**PROVIDED MATERIAL:**
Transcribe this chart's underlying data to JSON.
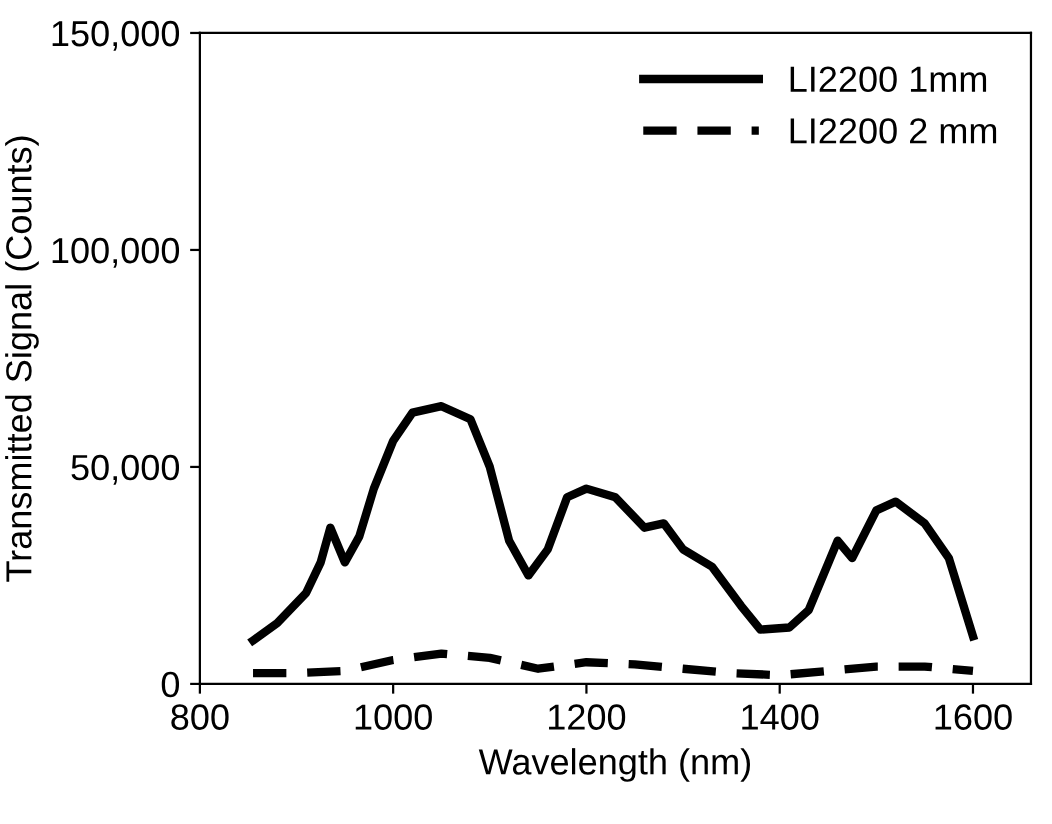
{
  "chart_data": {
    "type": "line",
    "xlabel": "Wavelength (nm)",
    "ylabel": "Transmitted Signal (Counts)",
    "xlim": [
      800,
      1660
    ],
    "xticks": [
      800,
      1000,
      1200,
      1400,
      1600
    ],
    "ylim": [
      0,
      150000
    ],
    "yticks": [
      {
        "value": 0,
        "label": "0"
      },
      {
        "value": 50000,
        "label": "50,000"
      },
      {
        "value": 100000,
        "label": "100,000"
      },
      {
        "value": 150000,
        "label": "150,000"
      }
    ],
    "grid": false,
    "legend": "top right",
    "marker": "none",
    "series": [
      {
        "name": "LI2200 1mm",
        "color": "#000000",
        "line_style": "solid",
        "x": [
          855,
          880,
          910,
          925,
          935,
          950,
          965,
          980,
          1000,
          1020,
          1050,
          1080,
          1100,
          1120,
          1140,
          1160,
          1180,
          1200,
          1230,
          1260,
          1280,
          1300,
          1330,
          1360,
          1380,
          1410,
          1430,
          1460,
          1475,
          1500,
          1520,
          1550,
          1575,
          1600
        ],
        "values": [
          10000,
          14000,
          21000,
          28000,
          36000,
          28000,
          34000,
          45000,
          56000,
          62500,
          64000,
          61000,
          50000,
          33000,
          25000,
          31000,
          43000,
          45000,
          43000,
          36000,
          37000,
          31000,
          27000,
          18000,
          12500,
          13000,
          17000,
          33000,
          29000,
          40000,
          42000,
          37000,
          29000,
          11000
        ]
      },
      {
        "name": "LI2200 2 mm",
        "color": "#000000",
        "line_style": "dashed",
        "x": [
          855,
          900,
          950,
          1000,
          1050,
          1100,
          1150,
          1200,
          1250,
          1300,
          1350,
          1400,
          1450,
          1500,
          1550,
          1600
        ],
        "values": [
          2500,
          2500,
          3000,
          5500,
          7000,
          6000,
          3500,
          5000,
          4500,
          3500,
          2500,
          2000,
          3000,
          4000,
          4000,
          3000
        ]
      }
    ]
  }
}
* * *
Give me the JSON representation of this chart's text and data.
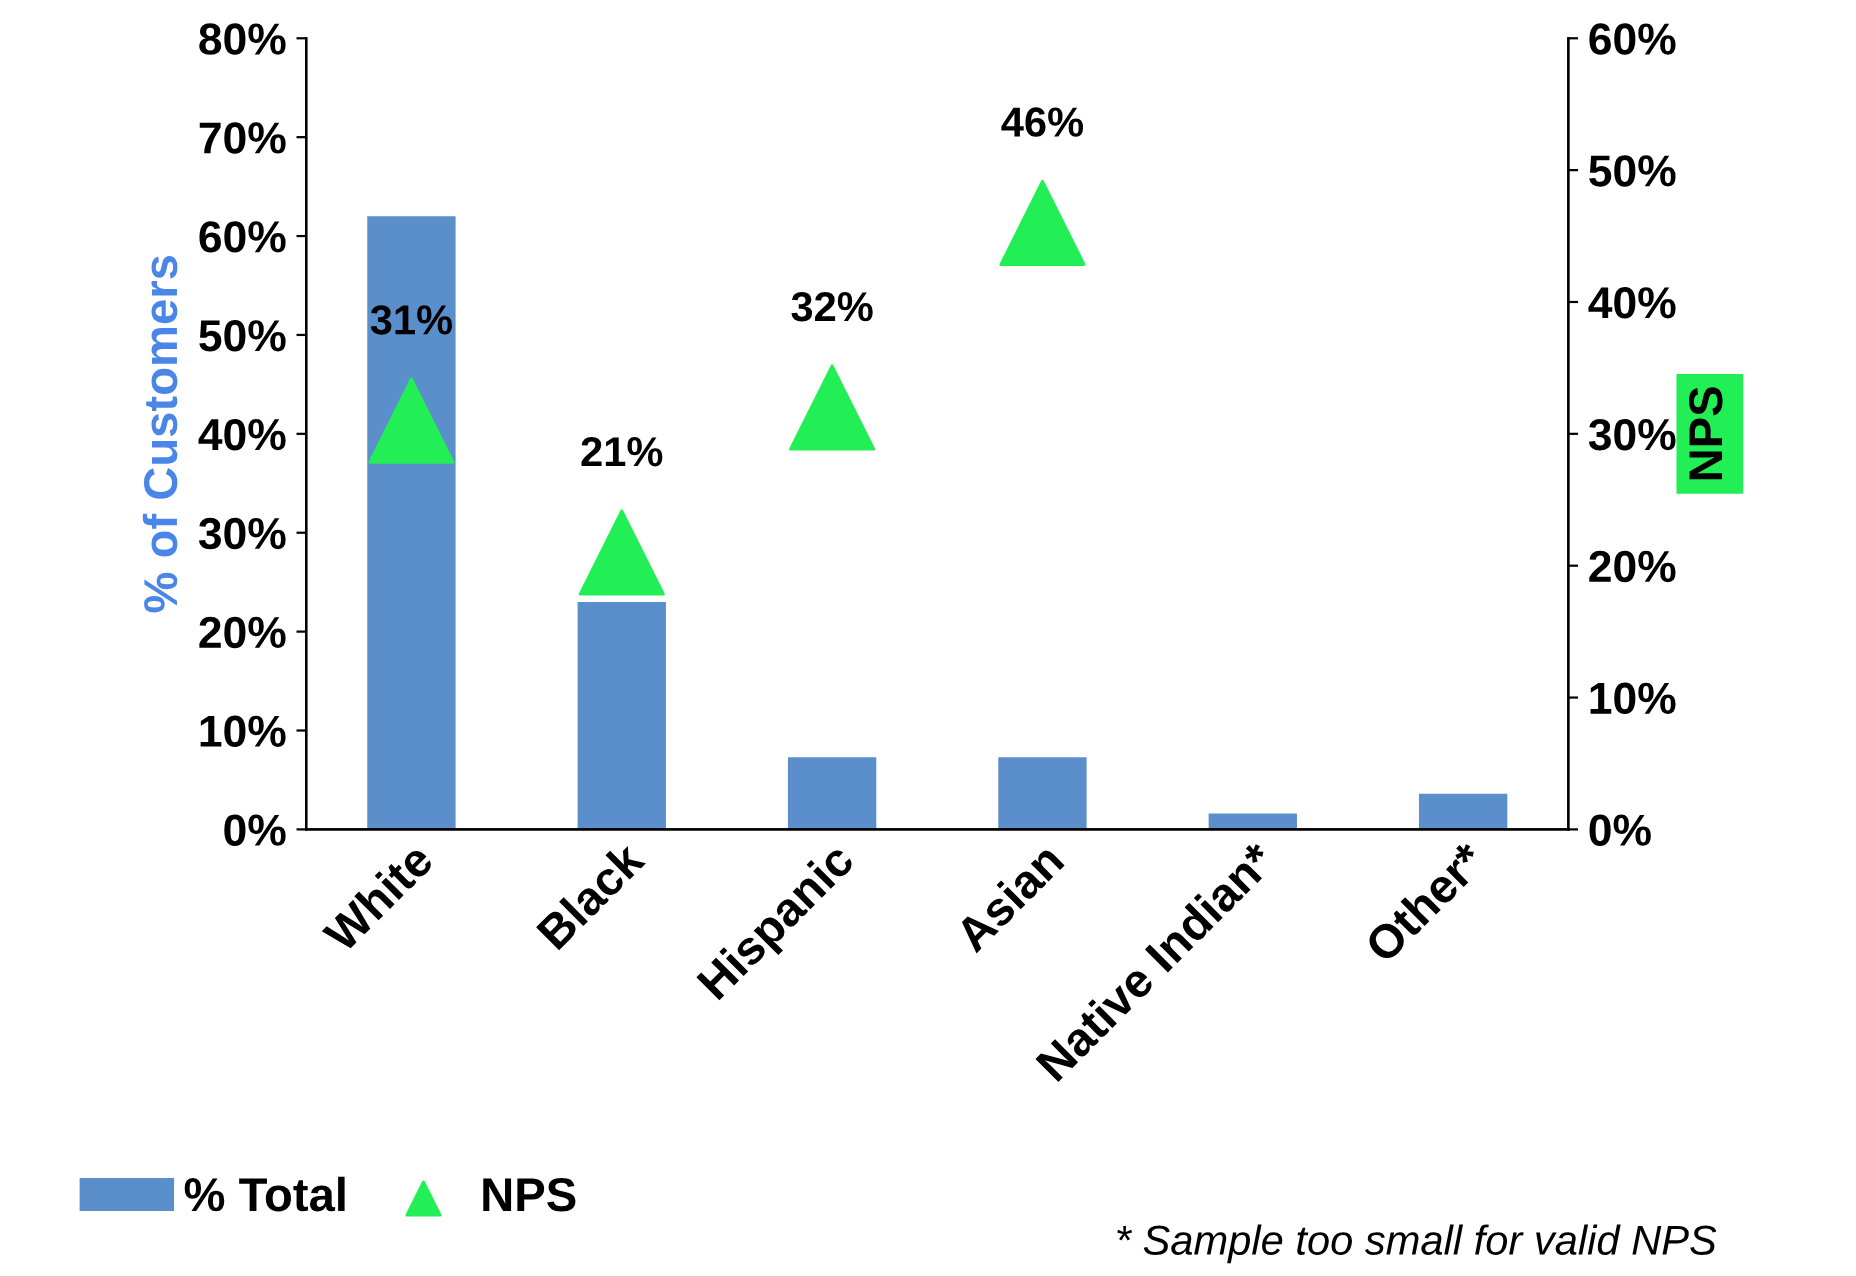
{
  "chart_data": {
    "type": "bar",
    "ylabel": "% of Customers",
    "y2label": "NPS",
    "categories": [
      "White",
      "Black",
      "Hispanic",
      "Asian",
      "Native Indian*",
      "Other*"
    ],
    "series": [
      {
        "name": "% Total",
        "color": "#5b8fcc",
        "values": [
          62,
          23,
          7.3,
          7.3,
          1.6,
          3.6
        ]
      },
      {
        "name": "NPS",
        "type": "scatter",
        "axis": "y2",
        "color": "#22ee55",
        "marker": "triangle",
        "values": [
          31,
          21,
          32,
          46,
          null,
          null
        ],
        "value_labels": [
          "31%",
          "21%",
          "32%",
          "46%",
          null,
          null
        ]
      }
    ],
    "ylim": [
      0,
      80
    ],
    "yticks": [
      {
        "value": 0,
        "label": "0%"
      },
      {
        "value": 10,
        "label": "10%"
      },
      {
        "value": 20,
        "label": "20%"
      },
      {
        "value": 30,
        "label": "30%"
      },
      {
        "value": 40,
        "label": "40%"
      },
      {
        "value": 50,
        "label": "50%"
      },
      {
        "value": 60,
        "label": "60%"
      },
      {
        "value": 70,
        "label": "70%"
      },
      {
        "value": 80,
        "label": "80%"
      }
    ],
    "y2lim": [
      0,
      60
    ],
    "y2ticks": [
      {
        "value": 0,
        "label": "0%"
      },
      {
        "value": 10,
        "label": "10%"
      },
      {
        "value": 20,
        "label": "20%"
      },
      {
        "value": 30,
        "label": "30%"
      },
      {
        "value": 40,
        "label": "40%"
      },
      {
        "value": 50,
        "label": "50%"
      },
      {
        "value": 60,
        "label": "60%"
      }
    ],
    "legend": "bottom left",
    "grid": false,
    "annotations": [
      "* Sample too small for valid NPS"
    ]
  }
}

**WRITTEN TASK:**
Copy each line of the listing that includes "color".

**EXERCISE OUTPUT:**
        "color": "#000000",
        "color": "#000000",
        "color": "#5b8fcc",
        "color": "#22ee55",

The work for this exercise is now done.